-------- Records for processing

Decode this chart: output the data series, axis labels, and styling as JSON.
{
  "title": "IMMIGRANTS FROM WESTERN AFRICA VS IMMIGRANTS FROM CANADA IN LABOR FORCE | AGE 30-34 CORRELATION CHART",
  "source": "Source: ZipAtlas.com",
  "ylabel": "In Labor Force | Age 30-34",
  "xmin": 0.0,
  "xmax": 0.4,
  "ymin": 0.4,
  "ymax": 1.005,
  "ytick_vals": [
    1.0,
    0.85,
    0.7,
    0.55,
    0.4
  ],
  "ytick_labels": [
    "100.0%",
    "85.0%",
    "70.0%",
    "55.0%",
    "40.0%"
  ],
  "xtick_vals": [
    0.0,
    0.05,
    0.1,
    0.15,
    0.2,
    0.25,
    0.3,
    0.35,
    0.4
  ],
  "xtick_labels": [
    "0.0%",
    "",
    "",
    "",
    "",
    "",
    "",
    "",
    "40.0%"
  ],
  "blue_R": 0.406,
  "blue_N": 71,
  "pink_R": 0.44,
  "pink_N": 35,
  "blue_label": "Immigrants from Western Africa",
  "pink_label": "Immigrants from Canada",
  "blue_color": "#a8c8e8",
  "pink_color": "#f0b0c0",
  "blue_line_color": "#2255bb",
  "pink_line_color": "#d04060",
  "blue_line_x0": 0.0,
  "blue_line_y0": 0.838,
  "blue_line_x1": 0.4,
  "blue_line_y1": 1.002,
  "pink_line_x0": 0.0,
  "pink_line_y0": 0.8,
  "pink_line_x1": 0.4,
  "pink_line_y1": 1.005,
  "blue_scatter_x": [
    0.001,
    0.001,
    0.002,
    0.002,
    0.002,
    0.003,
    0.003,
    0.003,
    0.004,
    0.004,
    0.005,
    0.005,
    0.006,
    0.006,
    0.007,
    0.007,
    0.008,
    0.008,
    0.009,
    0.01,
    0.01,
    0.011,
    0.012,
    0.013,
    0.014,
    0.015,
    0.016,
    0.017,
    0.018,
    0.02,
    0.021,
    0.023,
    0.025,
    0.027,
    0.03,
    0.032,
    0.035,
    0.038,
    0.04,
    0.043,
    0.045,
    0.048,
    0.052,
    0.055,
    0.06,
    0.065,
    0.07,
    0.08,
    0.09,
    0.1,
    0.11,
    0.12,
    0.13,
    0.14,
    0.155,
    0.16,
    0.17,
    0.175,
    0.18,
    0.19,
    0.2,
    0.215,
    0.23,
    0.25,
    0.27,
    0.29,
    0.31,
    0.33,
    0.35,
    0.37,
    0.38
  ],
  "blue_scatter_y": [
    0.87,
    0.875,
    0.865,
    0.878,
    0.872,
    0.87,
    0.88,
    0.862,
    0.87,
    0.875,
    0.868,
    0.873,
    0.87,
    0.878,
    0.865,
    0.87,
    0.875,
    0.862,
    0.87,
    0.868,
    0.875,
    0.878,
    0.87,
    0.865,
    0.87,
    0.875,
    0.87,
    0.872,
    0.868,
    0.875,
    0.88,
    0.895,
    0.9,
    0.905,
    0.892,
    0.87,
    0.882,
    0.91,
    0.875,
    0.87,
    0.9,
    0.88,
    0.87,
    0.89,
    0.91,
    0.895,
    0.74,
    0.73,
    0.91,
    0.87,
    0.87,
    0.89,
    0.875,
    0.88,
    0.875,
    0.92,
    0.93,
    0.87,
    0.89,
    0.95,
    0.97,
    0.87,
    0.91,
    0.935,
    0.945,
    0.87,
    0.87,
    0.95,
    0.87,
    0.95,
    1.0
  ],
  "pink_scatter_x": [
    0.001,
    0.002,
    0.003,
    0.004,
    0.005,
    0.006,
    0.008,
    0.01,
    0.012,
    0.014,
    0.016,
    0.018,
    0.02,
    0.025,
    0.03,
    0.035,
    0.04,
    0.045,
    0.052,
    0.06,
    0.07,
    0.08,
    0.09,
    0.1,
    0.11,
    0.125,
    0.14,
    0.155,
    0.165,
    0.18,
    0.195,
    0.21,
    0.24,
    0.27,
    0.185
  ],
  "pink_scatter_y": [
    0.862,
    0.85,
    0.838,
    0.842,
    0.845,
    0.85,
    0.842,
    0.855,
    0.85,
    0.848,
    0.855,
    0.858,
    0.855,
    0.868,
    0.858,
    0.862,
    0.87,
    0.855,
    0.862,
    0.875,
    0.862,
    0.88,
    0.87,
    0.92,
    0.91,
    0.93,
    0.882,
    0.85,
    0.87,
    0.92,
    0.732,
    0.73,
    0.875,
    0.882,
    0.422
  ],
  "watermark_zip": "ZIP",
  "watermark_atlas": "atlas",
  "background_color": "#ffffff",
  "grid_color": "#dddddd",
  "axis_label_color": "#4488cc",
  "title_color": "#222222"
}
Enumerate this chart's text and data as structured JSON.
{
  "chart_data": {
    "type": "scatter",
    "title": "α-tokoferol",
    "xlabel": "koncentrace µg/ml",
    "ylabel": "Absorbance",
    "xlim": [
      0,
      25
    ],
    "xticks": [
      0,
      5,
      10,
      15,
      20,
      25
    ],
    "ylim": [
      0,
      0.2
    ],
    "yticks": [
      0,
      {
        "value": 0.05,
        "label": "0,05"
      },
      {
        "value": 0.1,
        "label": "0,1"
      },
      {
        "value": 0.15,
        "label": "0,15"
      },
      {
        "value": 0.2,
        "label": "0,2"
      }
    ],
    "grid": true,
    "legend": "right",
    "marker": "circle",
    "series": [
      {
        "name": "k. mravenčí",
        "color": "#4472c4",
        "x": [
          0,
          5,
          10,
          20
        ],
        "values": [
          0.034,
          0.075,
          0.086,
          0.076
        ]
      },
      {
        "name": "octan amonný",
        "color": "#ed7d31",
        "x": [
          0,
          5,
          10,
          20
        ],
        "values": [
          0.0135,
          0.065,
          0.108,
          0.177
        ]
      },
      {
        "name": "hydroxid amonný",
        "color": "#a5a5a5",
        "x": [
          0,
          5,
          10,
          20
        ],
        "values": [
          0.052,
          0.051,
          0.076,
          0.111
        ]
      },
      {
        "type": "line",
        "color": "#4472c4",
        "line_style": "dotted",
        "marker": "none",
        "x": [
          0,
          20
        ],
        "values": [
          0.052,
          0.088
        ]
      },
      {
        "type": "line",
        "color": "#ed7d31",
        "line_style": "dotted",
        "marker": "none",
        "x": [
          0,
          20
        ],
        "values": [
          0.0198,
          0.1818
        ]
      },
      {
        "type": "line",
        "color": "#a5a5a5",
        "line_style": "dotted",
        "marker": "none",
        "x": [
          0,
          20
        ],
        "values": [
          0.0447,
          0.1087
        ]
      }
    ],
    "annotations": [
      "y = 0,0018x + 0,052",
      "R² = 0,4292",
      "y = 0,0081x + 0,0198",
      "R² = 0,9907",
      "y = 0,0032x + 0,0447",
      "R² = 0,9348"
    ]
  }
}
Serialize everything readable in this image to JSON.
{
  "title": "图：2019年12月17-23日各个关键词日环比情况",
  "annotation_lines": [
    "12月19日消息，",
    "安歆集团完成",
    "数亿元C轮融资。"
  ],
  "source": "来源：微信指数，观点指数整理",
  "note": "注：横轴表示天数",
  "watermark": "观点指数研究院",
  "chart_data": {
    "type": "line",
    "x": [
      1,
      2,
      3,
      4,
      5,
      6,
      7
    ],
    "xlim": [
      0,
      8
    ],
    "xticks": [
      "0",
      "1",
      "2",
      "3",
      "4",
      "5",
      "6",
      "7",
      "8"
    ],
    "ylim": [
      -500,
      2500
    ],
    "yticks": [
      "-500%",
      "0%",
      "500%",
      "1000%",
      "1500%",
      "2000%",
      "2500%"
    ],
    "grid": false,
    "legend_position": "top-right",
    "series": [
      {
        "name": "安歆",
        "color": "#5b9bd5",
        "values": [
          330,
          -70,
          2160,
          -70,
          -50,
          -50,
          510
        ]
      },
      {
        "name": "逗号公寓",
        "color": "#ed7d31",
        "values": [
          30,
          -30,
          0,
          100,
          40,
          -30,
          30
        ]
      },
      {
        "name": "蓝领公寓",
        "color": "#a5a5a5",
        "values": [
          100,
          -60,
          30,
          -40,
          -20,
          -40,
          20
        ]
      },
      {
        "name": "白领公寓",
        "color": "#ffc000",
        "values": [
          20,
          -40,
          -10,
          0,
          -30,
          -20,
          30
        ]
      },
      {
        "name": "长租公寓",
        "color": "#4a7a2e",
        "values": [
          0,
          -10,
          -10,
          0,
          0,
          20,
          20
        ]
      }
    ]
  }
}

----------------

### Exercise
Copy out all lines where the word "amonný" appears.

### Result
        "name": "octan amonný",
        "name": "hydroxid amonný",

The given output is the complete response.